* **Data provided**:
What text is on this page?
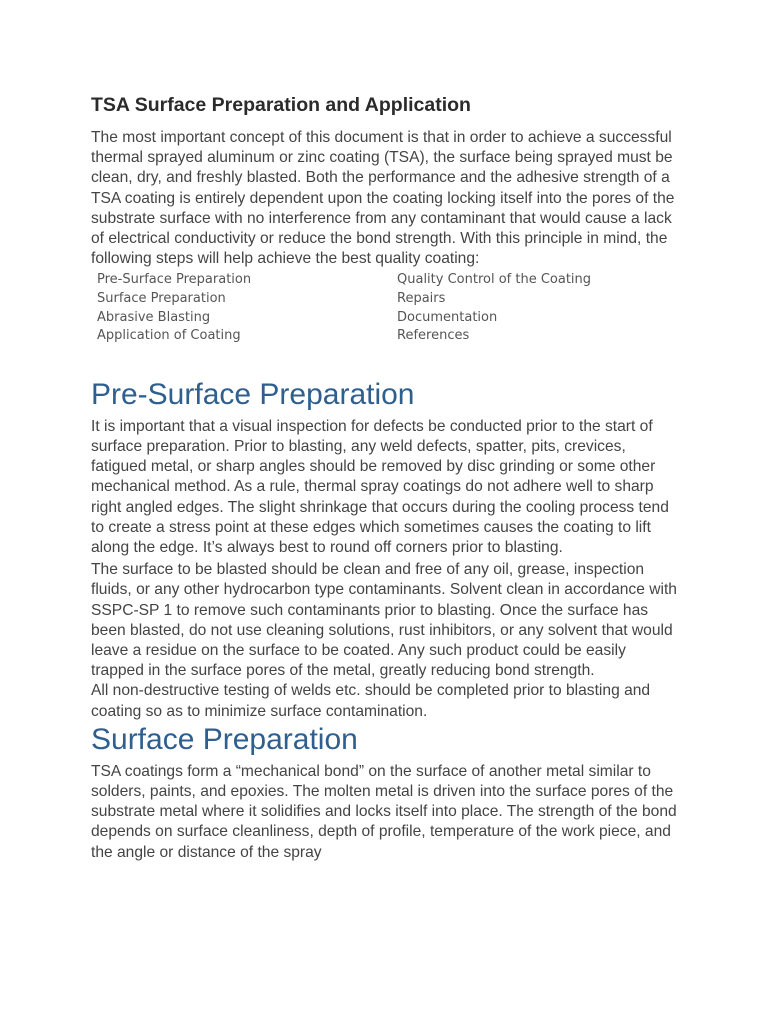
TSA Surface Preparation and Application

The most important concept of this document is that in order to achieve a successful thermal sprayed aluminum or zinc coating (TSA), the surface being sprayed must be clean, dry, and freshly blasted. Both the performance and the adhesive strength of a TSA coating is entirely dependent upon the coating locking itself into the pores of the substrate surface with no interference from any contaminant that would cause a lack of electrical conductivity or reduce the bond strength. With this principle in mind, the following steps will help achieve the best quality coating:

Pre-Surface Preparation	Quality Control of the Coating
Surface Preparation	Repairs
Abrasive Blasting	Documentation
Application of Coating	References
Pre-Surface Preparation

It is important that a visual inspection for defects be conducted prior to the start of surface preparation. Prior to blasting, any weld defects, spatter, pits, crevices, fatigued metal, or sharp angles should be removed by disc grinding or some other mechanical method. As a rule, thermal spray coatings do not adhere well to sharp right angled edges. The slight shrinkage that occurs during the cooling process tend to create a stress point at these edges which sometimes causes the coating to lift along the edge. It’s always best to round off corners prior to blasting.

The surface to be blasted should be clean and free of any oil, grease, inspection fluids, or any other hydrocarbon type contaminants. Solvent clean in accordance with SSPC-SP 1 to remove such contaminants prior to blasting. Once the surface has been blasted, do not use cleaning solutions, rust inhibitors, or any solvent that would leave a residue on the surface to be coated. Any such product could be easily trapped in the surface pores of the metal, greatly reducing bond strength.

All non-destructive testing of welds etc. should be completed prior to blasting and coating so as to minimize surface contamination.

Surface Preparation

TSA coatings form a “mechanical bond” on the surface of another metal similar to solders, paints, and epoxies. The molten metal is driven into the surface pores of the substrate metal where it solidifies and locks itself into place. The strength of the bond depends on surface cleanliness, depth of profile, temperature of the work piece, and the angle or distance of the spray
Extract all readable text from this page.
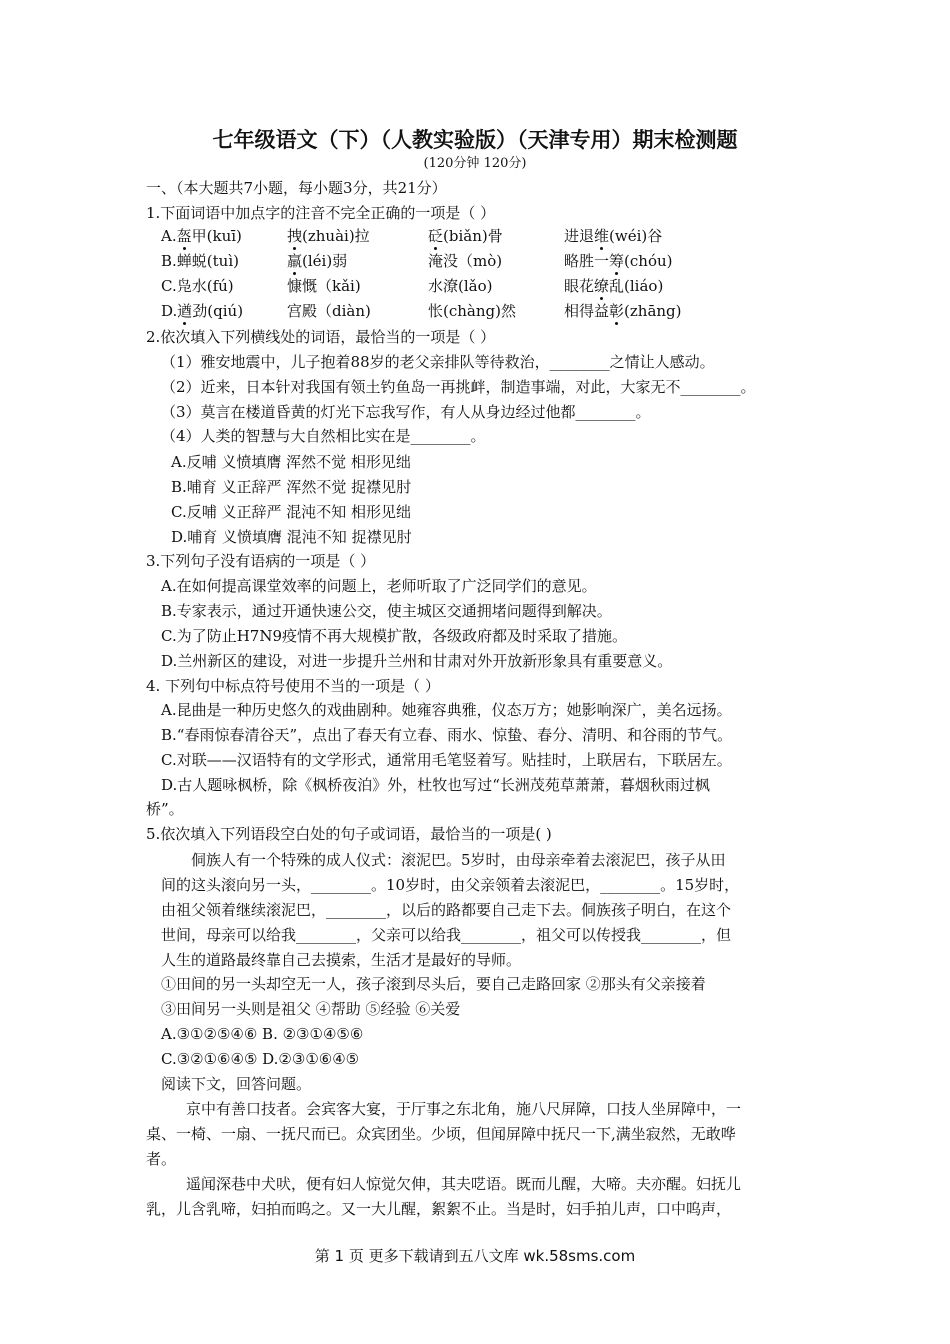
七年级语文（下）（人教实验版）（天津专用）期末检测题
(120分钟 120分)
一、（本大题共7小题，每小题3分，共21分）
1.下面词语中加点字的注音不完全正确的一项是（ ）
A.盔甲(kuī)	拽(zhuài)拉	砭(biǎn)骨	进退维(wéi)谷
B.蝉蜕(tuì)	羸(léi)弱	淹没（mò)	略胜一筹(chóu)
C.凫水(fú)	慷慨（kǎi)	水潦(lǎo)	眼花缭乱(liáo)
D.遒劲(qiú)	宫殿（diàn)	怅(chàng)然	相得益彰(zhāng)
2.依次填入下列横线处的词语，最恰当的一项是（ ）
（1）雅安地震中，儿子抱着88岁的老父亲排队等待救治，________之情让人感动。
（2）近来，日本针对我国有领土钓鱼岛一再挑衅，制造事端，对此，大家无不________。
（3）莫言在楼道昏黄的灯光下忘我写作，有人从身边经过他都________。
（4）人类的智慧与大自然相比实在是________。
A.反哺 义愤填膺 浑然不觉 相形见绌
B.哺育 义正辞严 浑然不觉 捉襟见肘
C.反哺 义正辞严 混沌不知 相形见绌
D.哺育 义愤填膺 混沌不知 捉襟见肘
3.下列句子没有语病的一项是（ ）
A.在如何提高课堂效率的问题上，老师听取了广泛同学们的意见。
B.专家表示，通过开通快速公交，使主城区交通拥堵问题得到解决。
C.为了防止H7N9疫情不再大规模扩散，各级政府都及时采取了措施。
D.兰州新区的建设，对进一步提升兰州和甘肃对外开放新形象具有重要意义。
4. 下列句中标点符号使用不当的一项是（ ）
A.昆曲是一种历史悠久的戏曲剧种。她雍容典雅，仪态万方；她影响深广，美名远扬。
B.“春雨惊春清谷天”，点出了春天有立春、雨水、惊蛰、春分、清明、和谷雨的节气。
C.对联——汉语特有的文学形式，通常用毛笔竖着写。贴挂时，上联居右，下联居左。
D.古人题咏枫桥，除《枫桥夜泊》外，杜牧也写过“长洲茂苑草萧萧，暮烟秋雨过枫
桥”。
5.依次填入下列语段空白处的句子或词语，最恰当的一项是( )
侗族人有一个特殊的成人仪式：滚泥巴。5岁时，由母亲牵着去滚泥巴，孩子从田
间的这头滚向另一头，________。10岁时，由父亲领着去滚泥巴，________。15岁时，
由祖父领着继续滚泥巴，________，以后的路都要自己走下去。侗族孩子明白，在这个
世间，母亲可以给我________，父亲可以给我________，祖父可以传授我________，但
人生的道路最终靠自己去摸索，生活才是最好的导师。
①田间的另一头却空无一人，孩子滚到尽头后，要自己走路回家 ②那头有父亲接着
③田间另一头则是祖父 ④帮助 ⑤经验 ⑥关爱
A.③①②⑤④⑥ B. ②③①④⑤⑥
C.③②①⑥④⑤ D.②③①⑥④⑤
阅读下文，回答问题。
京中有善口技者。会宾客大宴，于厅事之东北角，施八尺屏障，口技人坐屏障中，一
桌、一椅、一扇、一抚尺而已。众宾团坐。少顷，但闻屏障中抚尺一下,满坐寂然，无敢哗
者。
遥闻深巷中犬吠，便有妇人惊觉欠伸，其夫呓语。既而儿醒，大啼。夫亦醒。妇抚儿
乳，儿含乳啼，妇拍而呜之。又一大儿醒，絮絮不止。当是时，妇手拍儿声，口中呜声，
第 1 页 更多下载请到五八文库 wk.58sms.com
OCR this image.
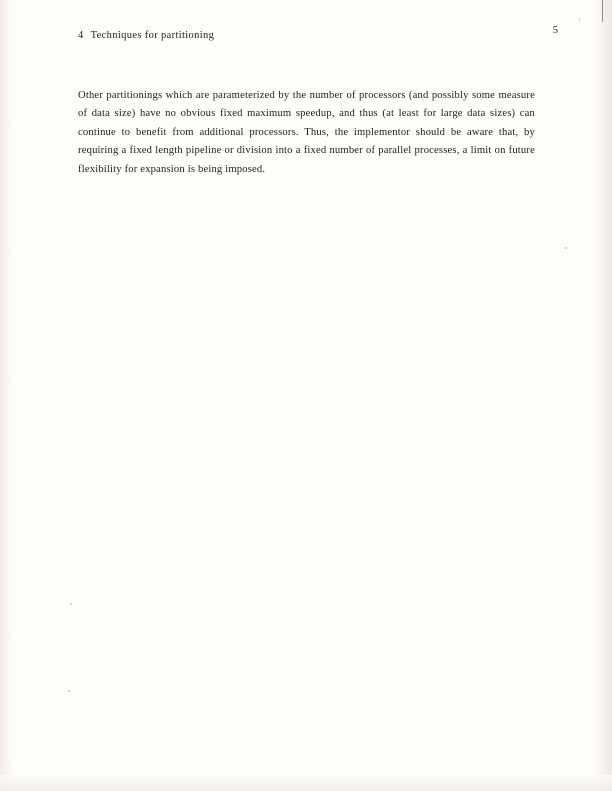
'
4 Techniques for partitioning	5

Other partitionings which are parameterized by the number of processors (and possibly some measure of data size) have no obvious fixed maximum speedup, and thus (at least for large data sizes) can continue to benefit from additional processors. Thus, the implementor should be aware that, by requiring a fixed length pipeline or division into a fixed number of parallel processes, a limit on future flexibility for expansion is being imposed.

* **Task objective**:
The entries above should be reproduced exactly, without their pictures.

* **Task response**:
What text is on this page?
TSA Surface Preparation and Application

The most important concept of this document is that in order to achieve a successful thermal sprayed aluminum or zinc coating (TSA), the surface being sprayed must be clean, dry, and freshly blasted. Both the performance and the adhesive strength of a TSA coating is entirely dependent upon the coating locking itself into the pores of the substrate surface with no interference from any contaminant that would cause a lack of electrical conductivity or reduce the bond strength. With this principle in mind, the following steps will help achieve the best quality coating:

Pre-Surface Preparation	Quality Control of the Coating
Surface Preparation	Repairs
Abrasive Blasting	Documentation
Application of Coating	References
Pre-Surface Preparation

It is important that a visual inspection for defects be conducted prior to the start of surface preparation. Prior to blasting, any weld defects, spatter, pits, crevices, fatigued metal, or sharp angles should be removed by disc grinding or some other mechanical method. As a rule, thermal spray coatings do not adhere well to sharp right angled edges. The slight shrinkage that occurs during the cooling process tend to create a stress point at these edges which sometimes causes the coating to lift along the edge. It’s always best to round off corners prior to blasting.

The surface to be blasted should be clean and free of any oil, grease, inspection fluids, or any other hydrocarbon type contaminants. Solvent clean in accordance with SSPC-SP 1 to remove such contaminants prior to blasting. Once the surface has been blasted, do not use cleaning solutions, rust inhibitors, or any solvent that would leave a residue on the surface to be coated. Any such product could be easily trapped in the surface pores of the metal, greatly reducing bond strength.

All non-destructive testing of welds etc. should be completed prior to blasting and coating so as to minimize surface contamination.

Surface Preparation

TSA coatings form a “mechanical bond” on the surface of another metal similar to solders, paints, and epoxies. The molten metal is driven into the surface pores of the substrate metal where it solidifies and locks itself into place. The strength of the bond depends on surface cleanliness, depth of profile, temperature of the work piece, and the angle or distance of the spray
Extract all readable text from this page.
七年级语文（下）（人教实验版）（天津专用）期末检测题
(120分钟 120分)
一、（本大题共7小题，每小题3分，共21分）
1.下面词语中加点字的注音不完全正确的一项是（ ）
A.盔甲(kuī)	拽(zhuài)拉	砭(biǎn)骨	进退维(wéi)谷
B.蝉蜕(tuì)	羸(léi)弱	淹没（mò)	略胜一筹(chóu)
C.凫水(fú)	慷慨（kǎi)	水潦(lǎo)	眼花缭乱(liáo)
D.遒劲(qiú)	宫殿（diàn)	怅(chàng)然	相得益彰(zhāng)
2.依次填入下列横线处的词语，最恰当的一项是（ ）
（1）雅安地震中，儿子抱着88岁的老父亲排队等待救治，________之情让人感动。
（2）近来，日本针对我国有领土钓鱼岛一再挑衅，制造事端，对此，大家无不________。
（3）莫言在楼道昏黄的灯光下忘我写作，有人从身边经过他都________。
（4）人类的智慧与大自然相比实在是________。
A.反哺 义愤填膺 浑然不觉 相形见绌
B.哺育 义正辞严 浑然不觉 捉襟见肘
C.反哺 义正辞严 混沌不知 相形见绌
D.哺育 义愤填膺 混沌不知 捉襟见肘
3.下列句子没有语病的一项是（ ）
A.在如何提高课堂效率的问题上，老师听取了广泛同学们的意见。
B.专家表示，通过开通快速公交，使主城区交通拥堵问题得到解决。
C.为了防止H7N9疫情不再大规模扩散，各级政府都及时采取了措施。
D.兰州新区的建设，对进一步提升兰州和甘肃对外开放新形象具有重要意义。
4. 下列句中标点符号使用不当的一项是（ ）
A.昆曲是一种历史悠久的戏曲剧种。她雍容典雅，仪态万方；她影响深广，美名远扬。
B.“春雨惊春清谷天”，点出了春天有立春、雨水、惊蛰、春分、清明、和谷雨的节气。
C.对联——汉语特有的文学形式，通常用毛笔竖着写。贴挂时，上联居右，下联居左。
D.古人题咏枫桥，除《枫桥夜泊》外，杜牧也写过“长洲茂苑草萧萧，暮烟秋雨过枫
桥”。
5.依次填入下列语段空白处的句子或词语，最恰当的一项是( )
侗族人有一个特殊的成人仪式：滚泥巴。5岁时，由母亲牵着去滚泥巴，孩子从田
间的这头滚向另一头，________。10岁时，由父亲领着去滚泥巴，________。15岁时，
由祖父领着继续滚泥巴，________，以后的路都要自己走下去。侗族孩子明白，在这个
世间，母亲可以给我________，父亲可以给我________，祖父可以传授我________，但
人生的道路最终靠自己去摸索，生活才是最好的导师。
①田间的另一头却空无一人，孩子滚到尽头后，要自己走路回家 ②那头有父亲接着
③田间另一头则是祖父 ④帮助 ⑤经验 ⑥关爱
A.③①②⑤④⑥ B. ②③①④⑤⑥
C.③②①⑥④⑤ D.②③①⑥④⑤
阅读下文，回答问题。
京中有善口技者。会宾客大宴，于厅事之东北角，施八尺屏障，口技人坐屏障中，一
桌、一椅、一扇、一抚尺而已。众宾团坐。少顷，但闻屏障中抚尺一下,满坐寂然，无敢哗
者。
遥闻深巷中犬吠，便有妇人惊觉欠伸，其夫呓语。既而儿醒，大啼。夫亦醒。妇抚儿
乳，儿含乳啼，妇拍而呜之。又一大儿醒，絮絮不止。当是时，妇手拍儿声，口中呜声，
第 1 页 更多下载请到五八文库 wk.58sms.com
OCR this image.
'
4 Techniques for partitioning	5

Other partitionings which are parameterized by the number of processors (and possibly some measure of data size) have no obvious fixed maximum speedup, and thus (at least for large data sizes) can continue to benefit from additional processors. Thus, the implementor should be aware that, by requiring a fixed length pipeline or division into a fixed number of parallel processes, a limit on future flexibility for expansion is being imposed.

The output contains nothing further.